Requirements:
All lines holding the string "дата" are to be shown.

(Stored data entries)
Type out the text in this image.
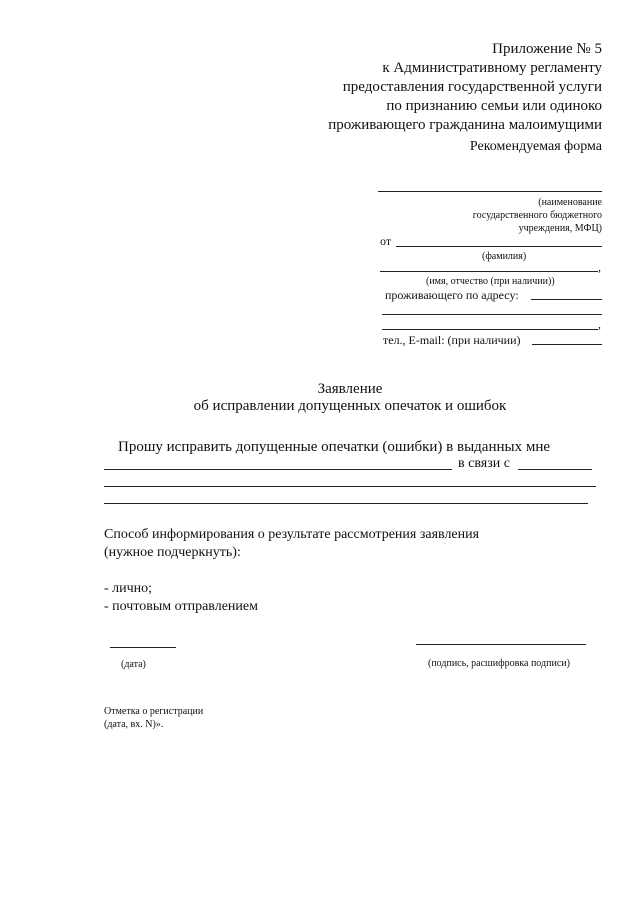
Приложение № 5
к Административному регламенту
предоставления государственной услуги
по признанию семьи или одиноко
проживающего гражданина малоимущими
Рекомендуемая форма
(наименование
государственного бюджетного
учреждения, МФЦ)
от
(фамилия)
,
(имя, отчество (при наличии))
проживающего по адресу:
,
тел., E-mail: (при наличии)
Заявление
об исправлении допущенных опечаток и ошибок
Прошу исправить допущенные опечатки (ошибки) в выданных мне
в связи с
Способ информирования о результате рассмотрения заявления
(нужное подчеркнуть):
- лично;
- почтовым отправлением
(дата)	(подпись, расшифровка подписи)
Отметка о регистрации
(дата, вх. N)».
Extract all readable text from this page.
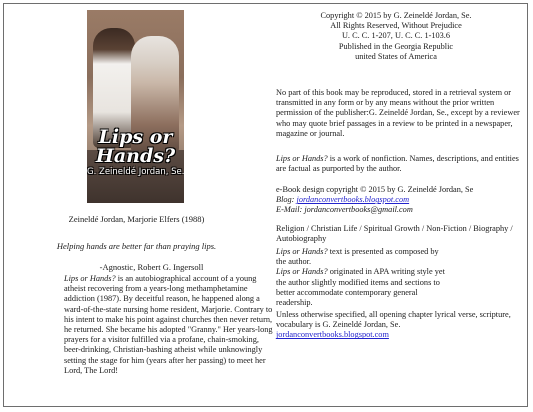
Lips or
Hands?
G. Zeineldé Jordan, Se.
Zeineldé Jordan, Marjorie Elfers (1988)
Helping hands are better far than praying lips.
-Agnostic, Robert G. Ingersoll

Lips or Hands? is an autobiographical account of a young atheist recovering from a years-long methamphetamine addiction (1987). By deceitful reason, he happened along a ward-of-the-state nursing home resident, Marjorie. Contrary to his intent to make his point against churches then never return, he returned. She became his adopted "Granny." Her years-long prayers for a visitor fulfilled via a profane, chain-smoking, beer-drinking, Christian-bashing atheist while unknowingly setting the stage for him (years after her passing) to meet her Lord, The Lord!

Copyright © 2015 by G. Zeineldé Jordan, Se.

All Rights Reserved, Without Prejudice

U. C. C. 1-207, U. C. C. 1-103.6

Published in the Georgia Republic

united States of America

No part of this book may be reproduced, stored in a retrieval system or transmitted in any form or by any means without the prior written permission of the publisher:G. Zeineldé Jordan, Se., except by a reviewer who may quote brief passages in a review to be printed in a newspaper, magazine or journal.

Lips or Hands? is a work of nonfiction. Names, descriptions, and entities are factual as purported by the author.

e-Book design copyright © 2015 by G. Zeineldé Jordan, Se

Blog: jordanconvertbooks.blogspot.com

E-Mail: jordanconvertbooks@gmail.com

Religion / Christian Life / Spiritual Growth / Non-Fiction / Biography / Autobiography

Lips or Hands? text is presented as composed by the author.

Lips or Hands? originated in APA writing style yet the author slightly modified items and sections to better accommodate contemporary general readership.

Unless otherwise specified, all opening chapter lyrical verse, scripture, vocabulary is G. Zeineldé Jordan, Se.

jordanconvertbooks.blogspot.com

==

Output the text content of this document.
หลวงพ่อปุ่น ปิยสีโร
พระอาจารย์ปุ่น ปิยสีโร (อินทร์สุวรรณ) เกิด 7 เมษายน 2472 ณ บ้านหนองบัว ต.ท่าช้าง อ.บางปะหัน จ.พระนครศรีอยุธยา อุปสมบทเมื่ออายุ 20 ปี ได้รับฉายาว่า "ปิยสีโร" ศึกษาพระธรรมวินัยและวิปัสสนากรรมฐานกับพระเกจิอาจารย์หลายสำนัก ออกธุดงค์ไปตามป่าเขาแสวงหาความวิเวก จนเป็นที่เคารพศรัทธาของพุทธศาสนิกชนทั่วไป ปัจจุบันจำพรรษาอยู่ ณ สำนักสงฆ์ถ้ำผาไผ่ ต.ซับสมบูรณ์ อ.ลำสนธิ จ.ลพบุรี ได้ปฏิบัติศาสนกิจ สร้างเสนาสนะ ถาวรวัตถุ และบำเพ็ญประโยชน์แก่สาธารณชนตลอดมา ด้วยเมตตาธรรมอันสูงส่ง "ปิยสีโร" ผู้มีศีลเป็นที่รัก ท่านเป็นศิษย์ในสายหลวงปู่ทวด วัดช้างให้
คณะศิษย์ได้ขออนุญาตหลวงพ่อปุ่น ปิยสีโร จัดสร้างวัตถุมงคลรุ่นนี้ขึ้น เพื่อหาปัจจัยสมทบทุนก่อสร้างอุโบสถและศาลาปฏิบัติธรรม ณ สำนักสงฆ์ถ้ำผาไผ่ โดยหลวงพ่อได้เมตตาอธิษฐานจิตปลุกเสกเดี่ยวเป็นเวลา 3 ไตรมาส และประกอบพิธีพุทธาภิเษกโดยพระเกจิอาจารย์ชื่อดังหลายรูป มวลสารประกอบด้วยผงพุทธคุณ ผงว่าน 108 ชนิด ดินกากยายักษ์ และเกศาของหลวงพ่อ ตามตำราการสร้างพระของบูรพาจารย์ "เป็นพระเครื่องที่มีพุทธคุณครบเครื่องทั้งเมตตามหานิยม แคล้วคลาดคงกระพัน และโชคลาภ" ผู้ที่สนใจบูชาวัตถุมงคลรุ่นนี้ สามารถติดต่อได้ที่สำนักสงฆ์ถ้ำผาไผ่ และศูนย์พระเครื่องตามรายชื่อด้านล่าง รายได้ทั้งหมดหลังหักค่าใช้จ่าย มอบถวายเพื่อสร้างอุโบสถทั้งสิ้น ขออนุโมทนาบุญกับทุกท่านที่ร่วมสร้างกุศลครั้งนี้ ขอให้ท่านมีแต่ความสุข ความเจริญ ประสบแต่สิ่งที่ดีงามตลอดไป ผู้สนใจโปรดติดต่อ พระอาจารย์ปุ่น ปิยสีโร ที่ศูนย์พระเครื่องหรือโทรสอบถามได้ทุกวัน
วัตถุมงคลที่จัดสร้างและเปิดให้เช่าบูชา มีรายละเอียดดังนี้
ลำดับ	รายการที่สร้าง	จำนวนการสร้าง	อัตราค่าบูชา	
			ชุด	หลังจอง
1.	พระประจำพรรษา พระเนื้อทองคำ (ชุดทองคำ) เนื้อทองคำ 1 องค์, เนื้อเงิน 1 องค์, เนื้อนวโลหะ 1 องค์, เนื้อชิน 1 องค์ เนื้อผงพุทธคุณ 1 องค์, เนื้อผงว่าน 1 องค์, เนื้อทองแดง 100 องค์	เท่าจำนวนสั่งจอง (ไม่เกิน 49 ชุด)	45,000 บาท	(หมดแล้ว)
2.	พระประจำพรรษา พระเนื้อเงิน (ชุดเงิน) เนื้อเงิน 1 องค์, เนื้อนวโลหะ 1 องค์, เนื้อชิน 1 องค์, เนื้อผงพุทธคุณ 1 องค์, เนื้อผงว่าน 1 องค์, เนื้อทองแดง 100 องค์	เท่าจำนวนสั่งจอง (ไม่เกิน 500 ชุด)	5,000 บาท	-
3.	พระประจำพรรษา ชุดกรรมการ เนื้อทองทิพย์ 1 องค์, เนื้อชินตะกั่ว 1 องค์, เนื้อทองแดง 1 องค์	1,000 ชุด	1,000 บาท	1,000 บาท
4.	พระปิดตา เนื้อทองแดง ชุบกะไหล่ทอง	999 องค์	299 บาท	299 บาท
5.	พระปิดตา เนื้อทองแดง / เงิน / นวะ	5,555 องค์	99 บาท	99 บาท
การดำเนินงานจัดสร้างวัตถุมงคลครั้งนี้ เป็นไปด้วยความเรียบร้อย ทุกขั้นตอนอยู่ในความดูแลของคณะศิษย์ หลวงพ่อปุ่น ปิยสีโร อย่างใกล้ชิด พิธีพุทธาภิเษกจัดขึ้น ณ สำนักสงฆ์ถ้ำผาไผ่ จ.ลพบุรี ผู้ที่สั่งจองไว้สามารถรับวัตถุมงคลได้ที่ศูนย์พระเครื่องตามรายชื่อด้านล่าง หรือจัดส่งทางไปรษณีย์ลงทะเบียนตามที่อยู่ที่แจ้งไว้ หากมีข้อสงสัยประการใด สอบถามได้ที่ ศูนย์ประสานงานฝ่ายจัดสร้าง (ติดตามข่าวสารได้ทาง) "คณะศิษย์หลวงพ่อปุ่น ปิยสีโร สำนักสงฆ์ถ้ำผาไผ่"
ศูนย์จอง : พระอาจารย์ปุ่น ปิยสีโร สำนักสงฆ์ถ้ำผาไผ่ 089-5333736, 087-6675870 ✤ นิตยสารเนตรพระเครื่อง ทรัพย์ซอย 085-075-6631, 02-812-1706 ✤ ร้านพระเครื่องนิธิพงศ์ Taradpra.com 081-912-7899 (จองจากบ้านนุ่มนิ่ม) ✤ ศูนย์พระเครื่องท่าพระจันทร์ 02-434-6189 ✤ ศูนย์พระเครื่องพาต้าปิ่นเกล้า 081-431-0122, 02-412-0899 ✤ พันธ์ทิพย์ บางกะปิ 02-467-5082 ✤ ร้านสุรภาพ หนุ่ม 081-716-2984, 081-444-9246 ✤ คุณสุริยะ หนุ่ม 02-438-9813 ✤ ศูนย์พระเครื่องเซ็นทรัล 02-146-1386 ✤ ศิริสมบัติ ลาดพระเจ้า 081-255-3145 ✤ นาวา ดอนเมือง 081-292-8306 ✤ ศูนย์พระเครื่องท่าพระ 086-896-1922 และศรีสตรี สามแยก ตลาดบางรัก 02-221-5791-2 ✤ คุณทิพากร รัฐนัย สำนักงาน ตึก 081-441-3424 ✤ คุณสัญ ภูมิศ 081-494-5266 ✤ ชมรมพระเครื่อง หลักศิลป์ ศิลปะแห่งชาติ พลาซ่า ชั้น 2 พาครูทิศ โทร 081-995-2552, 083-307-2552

Task result:
(дата)	(подпись, расшифровка подписи)
(дата, вх. N)».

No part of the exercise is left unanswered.